What the exercise asks:
Check each line of the records below and collect those holding "image".

Dataset:
-----

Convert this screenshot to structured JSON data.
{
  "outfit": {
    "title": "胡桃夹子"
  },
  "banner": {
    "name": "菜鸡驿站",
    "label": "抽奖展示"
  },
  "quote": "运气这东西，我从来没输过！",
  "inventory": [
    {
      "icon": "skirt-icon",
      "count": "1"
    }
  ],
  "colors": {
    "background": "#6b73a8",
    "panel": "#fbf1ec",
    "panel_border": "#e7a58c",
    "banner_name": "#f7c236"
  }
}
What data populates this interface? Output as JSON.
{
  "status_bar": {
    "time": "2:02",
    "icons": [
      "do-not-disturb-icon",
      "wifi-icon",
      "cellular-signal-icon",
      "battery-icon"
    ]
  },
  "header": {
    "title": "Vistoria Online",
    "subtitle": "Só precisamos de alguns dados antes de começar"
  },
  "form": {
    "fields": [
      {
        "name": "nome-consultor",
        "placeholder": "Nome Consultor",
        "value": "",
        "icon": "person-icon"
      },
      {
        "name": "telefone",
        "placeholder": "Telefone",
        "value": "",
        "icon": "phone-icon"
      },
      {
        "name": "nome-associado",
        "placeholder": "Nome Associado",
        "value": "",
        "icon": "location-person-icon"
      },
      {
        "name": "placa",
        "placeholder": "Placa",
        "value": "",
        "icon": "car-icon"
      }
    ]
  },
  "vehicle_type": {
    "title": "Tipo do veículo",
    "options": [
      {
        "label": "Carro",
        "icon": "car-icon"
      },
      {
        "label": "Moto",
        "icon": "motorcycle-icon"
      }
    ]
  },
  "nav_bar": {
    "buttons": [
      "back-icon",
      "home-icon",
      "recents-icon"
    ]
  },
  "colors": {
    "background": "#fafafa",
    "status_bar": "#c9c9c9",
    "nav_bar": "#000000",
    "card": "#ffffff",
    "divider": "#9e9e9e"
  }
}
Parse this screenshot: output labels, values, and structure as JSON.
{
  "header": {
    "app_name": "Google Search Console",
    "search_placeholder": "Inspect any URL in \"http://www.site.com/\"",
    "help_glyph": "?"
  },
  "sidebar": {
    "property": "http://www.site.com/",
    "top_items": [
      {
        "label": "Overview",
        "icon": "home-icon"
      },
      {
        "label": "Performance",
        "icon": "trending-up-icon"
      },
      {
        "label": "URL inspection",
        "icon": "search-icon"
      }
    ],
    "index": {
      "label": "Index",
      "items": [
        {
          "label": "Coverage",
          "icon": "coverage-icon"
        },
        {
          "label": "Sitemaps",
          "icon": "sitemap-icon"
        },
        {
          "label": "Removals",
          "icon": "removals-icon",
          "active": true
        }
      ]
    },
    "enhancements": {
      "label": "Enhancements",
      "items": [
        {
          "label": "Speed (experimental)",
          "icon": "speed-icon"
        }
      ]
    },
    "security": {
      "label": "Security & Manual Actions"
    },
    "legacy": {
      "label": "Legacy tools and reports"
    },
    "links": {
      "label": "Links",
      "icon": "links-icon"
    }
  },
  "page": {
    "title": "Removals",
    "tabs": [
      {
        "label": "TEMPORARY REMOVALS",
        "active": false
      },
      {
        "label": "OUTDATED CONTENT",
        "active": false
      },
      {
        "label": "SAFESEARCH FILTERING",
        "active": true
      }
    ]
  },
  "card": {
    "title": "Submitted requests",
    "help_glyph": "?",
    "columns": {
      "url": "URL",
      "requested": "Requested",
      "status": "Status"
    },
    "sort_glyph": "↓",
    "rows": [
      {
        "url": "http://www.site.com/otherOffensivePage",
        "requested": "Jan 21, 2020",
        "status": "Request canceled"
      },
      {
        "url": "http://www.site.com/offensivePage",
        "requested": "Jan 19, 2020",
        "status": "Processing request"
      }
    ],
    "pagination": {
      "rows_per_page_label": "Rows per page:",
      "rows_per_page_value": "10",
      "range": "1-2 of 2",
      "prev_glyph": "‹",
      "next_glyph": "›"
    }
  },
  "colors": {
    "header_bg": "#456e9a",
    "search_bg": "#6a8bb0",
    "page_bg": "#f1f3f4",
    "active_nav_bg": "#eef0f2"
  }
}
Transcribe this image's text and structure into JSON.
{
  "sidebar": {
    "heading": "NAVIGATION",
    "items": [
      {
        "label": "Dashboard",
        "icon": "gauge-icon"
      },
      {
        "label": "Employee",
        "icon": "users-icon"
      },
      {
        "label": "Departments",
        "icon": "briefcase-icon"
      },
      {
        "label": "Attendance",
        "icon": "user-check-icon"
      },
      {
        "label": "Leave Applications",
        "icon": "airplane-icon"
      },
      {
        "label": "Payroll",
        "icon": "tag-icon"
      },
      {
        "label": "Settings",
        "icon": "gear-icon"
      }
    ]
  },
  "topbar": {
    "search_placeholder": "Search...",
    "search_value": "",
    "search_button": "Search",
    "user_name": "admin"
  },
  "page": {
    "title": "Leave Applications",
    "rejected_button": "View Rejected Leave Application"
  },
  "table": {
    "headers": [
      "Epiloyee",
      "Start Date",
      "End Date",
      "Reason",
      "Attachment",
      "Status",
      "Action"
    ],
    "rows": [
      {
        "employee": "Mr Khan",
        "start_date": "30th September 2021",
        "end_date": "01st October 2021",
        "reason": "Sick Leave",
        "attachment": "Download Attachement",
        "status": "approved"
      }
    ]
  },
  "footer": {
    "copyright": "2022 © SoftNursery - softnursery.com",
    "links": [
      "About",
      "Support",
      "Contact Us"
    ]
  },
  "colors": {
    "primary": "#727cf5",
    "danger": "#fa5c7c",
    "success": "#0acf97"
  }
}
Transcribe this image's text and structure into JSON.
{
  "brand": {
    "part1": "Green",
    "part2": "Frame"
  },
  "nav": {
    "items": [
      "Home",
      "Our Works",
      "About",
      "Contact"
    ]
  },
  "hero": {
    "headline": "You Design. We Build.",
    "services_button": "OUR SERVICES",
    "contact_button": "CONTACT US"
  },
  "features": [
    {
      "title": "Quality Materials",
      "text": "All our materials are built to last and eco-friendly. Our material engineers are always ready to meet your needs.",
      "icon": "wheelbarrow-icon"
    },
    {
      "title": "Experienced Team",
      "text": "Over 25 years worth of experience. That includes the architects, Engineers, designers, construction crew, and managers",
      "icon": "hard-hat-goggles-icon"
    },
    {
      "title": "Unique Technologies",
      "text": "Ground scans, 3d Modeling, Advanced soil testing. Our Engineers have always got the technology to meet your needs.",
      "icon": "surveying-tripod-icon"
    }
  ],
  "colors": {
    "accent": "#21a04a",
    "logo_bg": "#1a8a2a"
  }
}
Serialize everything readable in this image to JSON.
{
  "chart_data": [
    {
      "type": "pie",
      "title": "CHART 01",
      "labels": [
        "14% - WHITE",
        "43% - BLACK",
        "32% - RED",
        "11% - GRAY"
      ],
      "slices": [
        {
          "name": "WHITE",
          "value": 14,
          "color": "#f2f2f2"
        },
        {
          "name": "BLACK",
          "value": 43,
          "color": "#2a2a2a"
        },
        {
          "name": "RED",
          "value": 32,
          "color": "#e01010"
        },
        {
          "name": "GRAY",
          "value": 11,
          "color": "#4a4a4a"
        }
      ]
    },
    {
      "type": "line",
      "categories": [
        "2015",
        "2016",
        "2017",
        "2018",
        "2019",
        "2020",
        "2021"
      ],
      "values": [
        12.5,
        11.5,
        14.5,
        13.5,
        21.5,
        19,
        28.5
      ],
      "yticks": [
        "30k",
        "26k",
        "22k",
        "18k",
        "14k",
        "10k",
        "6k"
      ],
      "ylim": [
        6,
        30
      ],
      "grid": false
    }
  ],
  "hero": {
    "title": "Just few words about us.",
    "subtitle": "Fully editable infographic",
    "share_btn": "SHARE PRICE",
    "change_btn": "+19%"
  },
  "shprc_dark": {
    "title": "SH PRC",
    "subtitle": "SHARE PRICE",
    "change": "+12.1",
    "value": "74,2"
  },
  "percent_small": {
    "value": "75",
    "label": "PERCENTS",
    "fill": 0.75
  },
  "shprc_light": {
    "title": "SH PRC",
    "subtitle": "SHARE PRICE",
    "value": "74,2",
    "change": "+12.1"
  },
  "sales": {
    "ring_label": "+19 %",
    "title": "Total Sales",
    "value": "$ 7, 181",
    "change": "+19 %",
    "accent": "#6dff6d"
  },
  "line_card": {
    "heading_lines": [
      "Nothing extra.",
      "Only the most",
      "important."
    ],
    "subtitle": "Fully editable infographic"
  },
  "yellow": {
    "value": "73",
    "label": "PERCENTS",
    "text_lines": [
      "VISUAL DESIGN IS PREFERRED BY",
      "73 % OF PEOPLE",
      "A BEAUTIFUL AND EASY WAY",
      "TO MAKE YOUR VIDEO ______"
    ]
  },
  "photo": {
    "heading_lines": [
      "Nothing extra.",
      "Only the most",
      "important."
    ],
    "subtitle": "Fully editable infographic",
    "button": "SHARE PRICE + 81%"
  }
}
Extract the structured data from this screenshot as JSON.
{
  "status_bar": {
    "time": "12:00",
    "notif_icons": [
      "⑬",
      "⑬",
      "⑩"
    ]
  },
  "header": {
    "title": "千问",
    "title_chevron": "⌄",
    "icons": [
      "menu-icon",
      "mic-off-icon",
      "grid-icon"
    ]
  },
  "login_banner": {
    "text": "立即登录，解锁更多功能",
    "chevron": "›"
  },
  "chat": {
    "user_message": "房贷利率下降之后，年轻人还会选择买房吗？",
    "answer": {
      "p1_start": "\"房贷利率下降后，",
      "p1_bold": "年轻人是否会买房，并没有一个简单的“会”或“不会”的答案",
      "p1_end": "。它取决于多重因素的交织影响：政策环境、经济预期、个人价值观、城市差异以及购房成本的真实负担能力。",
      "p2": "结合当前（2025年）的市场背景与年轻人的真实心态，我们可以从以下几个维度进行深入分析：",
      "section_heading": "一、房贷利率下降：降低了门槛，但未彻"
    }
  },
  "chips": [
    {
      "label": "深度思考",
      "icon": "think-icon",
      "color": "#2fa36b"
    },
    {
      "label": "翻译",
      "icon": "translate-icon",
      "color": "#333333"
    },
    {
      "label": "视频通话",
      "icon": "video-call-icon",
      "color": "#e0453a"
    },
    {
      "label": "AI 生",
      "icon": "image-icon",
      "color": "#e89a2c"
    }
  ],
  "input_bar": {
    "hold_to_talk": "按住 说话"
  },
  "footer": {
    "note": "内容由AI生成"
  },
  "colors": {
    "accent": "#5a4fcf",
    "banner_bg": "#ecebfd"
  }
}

-----

Response to this task:
Transcribe this image's text and structure into JSON.
Transcribe this image's text and structure into JSON.
Serialize everything readable in this image to JSON.
      "icon": "image-icon",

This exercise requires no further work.